§ Task statement: Quote the entries in full, character for character, without their images.

====================

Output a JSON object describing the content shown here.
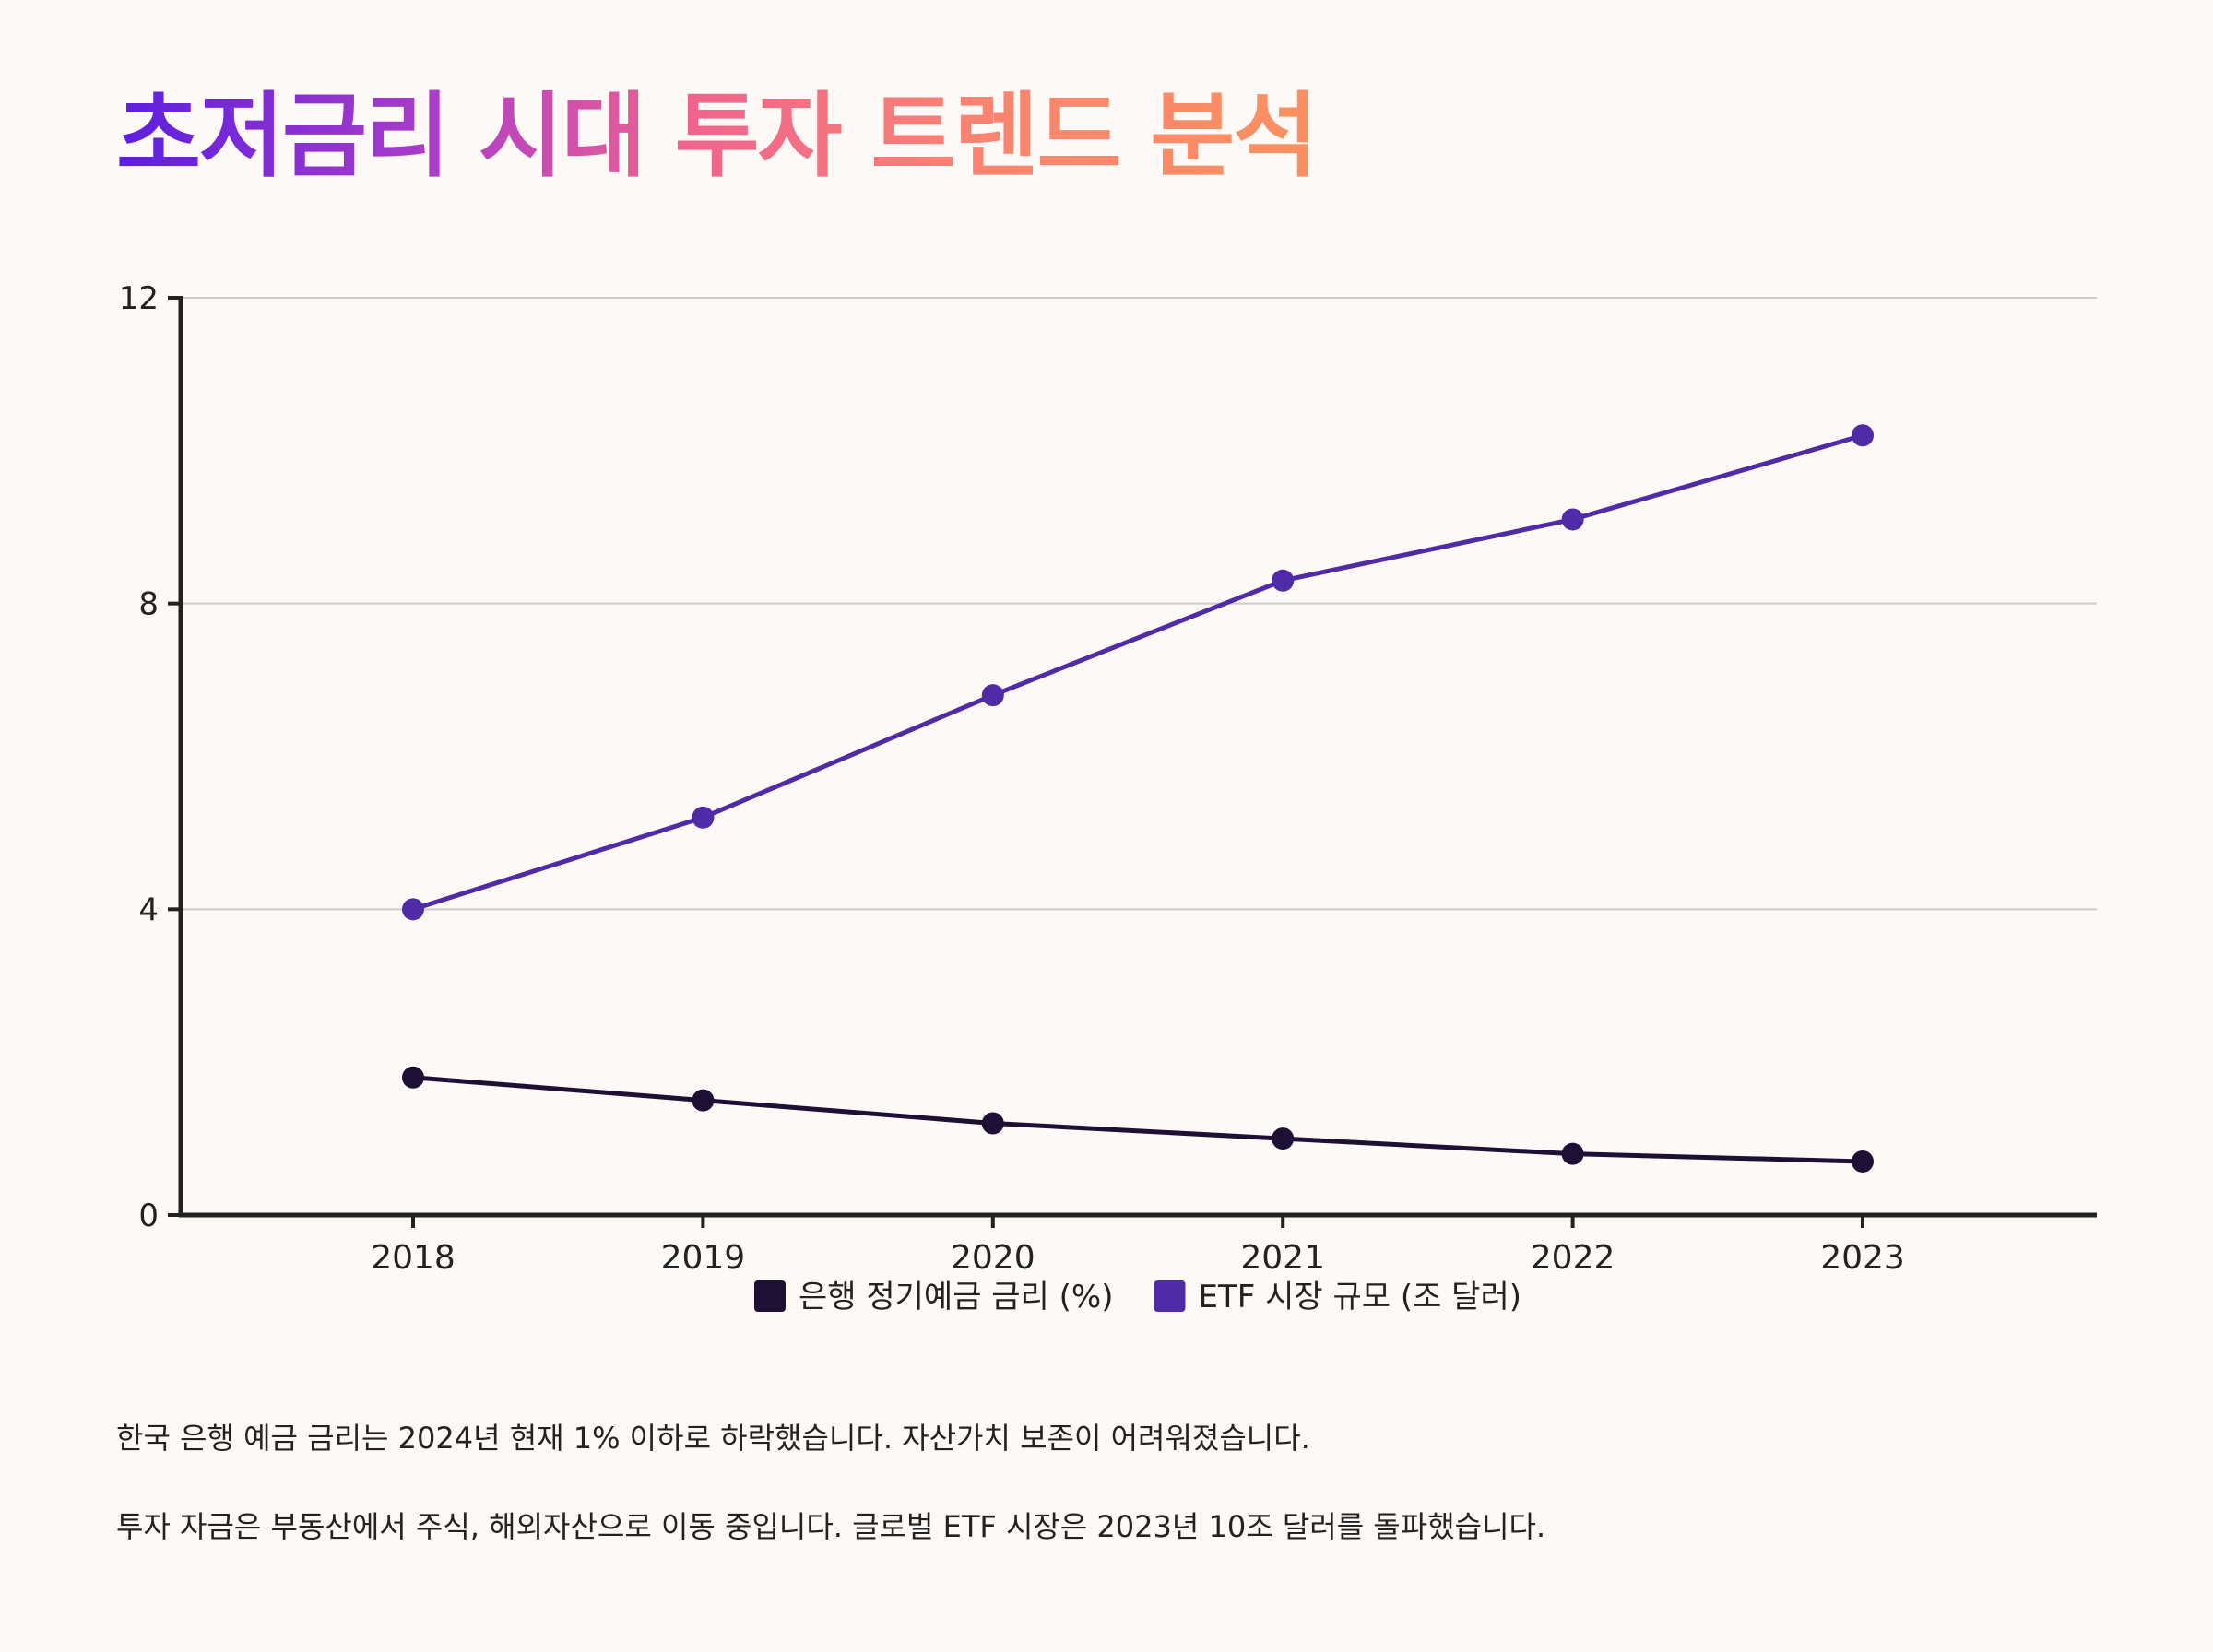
{
  "title": "초저금리 시대 투자 트렌드 분석",
  "chart_data": {
    "type": "line",
    "title": "",
    "xlabel": "",
    "ylabel": "",
    "categories": [
      "2018",
      "2019",
      "2020",
      "2021",
      "2022",
      "2023"
    ],
    "series": [
      {
        "name": "은행 정기예금 금리 (%)",
        "color": "#1e1035",
        "values": [
          1.8,
          1.5,
          1.2,
          1.0,
          0.8,
          0.7
        ]
      },
      {
        "name": "ETF 시장 규모 (조 달러)",
        "color": "#4f2ba8",
        "values": [
          4.0,
          5.2,
          6.8,
          8.3,
          9.1,
          10.2
        ]
      }
    ],
    "ylim": [
      0,
      12
    ],
    "yticks": [
      0,
      4,
      8,
      12
    ],
    "grid": true,
    "legend": "bottom"
  },
  "notes": [
    "한국 은행 예금 금리는 2024년 현재 1% 이하로 하락했습니다. 자산가치 보존이 어려워졌습니다.",
    "투자 자금은 부동산에서 주식, 해외자산으로 이동 중입니다. 글로벌 ETF 시장은 2023년 10조 달러를 돌파했습니다."
  ]
}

====================

§ Written response:
Output a JSON object describing the content shown here.
{
  "title": "초저금리 시대 투자 트렌드 분석",
  "chart_data": {
    "type": "line",
    "title": "",
    "xlabel": "",
    "ylabel": "",
    "categories": [
      "2018",
      "2019",
      "2020",
      "2021",
      "2022",
      "2023"
    ],
    "series": [
      {
        "name": "은행 정기예금 금리 (%)",
        "color": "#1e1035",
        "values": [
          1.8,
          1.5,
          1.2,
          1.0,
          0.8,
          0.7
        ]
      },
      {
        "name": "ETF 시장 규모 (조 달러)",
        "color": "#4f2ba8",
        "values": [
          4.0,
          5.2,
          6.8,
          8.3,
          9.1,
          10.2
        ]
      }
    ],
    "ylim": [
      0,
      12
    ],
    "yticks": [
      0,
      4,
      8,
      12
    ],
    "grid": true,
    "legend": "bottom"
  },
  "notes": [
    "한국 은행 예금 금리는 2024년 현재 1% 이하로 하락했습니다. 자산가치 보존이 어려워졌습니다.",
    "투자 자금은 부동산에서 주식, 해외자산으로 이동 중입니다. 글로벌 ETF 시장은 2023년 10조 달러를 돌파했습니다."
  ]
}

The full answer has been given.